▶ _INPUT DATA_:

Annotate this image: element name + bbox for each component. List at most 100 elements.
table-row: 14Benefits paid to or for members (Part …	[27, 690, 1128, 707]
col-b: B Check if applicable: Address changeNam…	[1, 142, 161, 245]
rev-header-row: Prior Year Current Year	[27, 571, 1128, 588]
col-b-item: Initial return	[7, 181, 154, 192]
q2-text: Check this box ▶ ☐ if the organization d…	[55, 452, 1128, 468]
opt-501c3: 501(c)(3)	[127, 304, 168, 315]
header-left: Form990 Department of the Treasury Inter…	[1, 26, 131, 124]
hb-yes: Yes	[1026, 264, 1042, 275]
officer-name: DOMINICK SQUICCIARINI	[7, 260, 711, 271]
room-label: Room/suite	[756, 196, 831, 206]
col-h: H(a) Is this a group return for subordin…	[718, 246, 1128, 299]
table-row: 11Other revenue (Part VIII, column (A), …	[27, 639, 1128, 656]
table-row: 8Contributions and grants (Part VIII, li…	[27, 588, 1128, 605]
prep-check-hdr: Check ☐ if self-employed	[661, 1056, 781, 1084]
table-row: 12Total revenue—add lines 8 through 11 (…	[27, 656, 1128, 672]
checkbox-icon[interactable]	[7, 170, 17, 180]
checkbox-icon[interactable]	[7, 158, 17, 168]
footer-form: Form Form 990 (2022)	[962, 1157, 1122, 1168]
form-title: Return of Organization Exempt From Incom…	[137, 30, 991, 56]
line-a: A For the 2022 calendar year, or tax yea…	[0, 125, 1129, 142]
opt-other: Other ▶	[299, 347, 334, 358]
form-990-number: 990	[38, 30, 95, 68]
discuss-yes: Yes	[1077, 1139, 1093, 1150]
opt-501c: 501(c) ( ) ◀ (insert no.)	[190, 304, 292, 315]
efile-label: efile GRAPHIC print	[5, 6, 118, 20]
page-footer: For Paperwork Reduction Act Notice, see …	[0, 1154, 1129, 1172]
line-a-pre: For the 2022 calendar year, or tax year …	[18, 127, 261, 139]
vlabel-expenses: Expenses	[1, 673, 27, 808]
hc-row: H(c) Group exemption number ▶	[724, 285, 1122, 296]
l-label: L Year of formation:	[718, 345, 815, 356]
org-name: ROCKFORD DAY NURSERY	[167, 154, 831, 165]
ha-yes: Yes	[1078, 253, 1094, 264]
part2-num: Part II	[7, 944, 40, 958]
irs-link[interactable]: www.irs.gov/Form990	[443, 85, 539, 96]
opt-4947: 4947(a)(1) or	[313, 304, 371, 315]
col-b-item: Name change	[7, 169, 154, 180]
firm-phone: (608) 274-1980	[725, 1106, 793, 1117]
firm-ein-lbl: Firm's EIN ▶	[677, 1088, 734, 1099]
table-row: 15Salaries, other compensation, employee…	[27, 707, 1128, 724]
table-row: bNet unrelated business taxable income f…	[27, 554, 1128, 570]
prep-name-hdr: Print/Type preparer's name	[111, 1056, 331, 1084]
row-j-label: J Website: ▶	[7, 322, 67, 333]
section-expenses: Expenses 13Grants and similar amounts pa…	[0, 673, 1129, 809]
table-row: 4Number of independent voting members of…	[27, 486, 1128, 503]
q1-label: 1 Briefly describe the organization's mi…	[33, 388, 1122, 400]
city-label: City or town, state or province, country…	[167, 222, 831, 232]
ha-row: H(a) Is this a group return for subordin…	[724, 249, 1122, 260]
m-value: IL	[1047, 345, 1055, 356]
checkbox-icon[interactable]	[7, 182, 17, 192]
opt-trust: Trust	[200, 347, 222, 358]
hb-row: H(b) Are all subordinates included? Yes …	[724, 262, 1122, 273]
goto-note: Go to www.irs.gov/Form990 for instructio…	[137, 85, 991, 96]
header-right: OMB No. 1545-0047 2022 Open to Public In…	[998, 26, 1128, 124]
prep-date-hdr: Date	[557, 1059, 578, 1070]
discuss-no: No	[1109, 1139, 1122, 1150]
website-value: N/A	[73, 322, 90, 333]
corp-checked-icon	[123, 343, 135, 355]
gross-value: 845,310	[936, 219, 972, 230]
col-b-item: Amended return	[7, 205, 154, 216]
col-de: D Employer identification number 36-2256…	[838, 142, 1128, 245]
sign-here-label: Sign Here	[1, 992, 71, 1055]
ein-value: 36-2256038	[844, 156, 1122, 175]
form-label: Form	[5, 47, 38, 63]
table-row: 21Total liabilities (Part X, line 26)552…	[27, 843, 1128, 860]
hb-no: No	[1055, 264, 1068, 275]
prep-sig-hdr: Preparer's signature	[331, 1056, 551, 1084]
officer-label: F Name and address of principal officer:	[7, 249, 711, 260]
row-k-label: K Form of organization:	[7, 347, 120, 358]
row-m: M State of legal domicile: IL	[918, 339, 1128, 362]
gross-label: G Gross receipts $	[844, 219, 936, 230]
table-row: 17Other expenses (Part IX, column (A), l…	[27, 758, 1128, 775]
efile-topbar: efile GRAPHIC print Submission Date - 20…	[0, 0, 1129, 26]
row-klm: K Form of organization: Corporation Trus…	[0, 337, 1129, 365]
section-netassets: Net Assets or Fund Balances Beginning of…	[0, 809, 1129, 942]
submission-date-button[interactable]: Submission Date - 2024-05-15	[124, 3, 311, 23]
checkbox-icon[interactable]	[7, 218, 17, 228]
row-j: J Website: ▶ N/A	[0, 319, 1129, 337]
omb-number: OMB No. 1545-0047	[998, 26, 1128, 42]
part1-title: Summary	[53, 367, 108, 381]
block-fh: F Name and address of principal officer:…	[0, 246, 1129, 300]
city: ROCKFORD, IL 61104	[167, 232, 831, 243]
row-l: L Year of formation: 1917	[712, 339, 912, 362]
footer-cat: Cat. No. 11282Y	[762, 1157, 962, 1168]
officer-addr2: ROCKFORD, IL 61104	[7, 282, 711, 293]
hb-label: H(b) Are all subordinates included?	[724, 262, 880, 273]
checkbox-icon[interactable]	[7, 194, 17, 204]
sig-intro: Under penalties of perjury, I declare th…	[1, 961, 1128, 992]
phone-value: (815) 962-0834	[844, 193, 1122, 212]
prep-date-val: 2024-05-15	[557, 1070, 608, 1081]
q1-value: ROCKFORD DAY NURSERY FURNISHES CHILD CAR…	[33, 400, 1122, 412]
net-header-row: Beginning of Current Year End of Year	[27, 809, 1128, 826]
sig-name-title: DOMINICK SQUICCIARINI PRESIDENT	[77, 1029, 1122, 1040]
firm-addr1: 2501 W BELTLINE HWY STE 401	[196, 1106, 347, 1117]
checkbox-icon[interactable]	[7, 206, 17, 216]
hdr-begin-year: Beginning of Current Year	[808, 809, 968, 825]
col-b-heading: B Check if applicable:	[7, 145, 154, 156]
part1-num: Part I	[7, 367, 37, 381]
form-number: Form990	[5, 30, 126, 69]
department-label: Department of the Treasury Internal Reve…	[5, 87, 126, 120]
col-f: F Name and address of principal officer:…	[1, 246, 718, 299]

▶ _PROBLEM DESCRIPTION_:
Pull out every row above that contains the word "expenses", and copy each of those rows in full.

▶ _ANSWER IN FULL_:
vlabel-expenses: Expenses	[1, 673, 27, 808]
section-expenses: Expenses 13Grants and similar amounts pa…	[0, 673, 1129, 809]
table-row: 17Other expenses (Part IX, column (A), l…	[27, 758, 1128, 775]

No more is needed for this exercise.